### [Goal]
Report all lines holding "this".

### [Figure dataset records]
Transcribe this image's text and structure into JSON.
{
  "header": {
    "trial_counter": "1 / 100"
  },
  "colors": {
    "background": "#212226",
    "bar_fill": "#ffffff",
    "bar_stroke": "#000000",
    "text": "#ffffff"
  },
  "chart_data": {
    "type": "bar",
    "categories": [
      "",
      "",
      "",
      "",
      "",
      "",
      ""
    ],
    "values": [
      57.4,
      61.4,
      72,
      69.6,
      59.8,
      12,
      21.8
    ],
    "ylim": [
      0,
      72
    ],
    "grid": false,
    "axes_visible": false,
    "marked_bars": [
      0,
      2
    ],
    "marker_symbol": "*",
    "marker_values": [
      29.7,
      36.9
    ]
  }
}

...

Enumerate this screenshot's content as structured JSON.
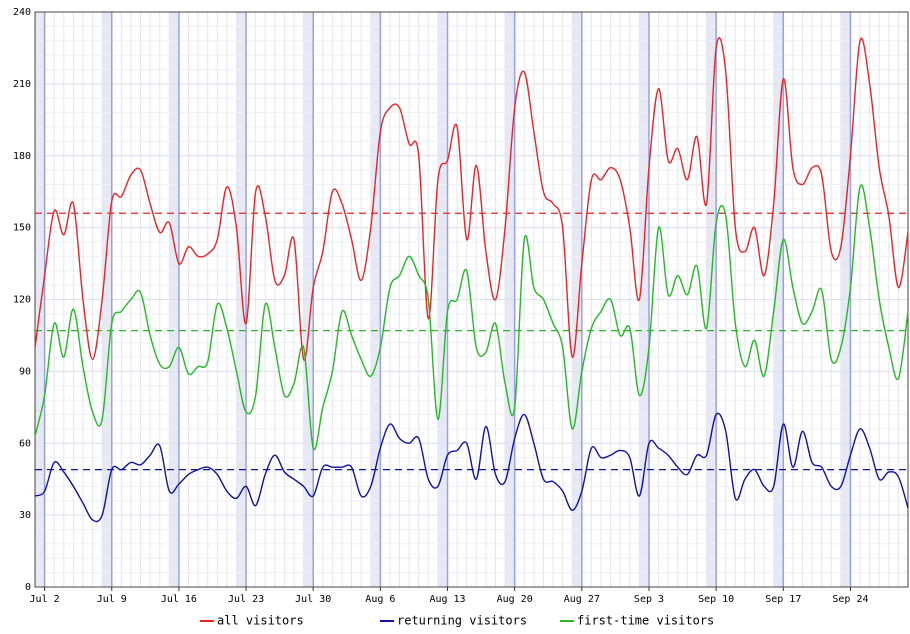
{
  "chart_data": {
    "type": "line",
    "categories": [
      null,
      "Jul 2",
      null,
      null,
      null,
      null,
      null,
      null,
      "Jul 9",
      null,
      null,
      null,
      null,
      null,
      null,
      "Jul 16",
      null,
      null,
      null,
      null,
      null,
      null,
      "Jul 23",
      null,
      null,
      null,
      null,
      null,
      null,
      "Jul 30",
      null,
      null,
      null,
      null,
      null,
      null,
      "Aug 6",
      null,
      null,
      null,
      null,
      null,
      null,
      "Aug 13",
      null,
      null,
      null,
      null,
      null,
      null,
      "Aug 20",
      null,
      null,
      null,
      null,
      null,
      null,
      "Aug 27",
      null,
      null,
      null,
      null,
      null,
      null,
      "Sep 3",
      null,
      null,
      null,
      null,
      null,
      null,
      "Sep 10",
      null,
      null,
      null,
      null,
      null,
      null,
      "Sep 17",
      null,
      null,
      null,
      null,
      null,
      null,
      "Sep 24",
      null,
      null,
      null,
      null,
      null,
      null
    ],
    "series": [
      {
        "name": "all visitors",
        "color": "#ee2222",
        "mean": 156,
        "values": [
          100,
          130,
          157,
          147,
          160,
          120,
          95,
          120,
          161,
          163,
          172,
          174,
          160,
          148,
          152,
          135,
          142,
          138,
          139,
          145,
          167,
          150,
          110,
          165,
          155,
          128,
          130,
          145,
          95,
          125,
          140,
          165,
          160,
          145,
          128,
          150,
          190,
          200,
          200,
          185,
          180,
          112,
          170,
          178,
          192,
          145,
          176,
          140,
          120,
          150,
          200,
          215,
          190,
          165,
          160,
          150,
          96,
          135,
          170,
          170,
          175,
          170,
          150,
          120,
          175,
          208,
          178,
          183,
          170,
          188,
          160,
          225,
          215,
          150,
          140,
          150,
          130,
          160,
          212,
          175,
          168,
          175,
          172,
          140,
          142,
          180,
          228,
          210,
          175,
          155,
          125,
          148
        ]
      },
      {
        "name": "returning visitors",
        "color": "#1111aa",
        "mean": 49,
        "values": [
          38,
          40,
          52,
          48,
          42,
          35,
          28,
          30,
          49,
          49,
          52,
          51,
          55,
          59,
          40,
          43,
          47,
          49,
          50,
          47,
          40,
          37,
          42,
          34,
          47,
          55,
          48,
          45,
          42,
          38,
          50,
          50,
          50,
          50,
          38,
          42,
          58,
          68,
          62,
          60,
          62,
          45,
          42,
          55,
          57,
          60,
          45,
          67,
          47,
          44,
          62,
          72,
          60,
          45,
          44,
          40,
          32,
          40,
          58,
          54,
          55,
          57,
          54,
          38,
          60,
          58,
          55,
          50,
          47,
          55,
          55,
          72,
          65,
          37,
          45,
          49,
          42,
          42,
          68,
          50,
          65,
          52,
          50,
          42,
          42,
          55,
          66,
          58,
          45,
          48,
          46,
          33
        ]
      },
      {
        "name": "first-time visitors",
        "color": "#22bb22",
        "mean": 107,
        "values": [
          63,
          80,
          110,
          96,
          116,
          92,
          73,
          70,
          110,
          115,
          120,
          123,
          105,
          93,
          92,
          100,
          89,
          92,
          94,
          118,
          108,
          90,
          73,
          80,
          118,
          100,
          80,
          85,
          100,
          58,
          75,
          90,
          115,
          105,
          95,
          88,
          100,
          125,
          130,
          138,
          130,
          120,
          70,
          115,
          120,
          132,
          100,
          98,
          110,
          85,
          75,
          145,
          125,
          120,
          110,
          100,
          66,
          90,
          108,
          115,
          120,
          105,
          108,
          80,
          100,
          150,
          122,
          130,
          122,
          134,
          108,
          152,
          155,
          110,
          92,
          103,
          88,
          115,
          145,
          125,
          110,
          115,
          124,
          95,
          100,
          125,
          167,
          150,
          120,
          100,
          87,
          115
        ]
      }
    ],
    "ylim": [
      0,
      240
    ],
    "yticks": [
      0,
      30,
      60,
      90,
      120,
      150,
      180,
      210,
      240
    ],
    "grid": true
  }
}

### [Reply to the exercise]
Transcribe this image's text and structure into JSON.
Enumerate this screenshot's content as structured JSON.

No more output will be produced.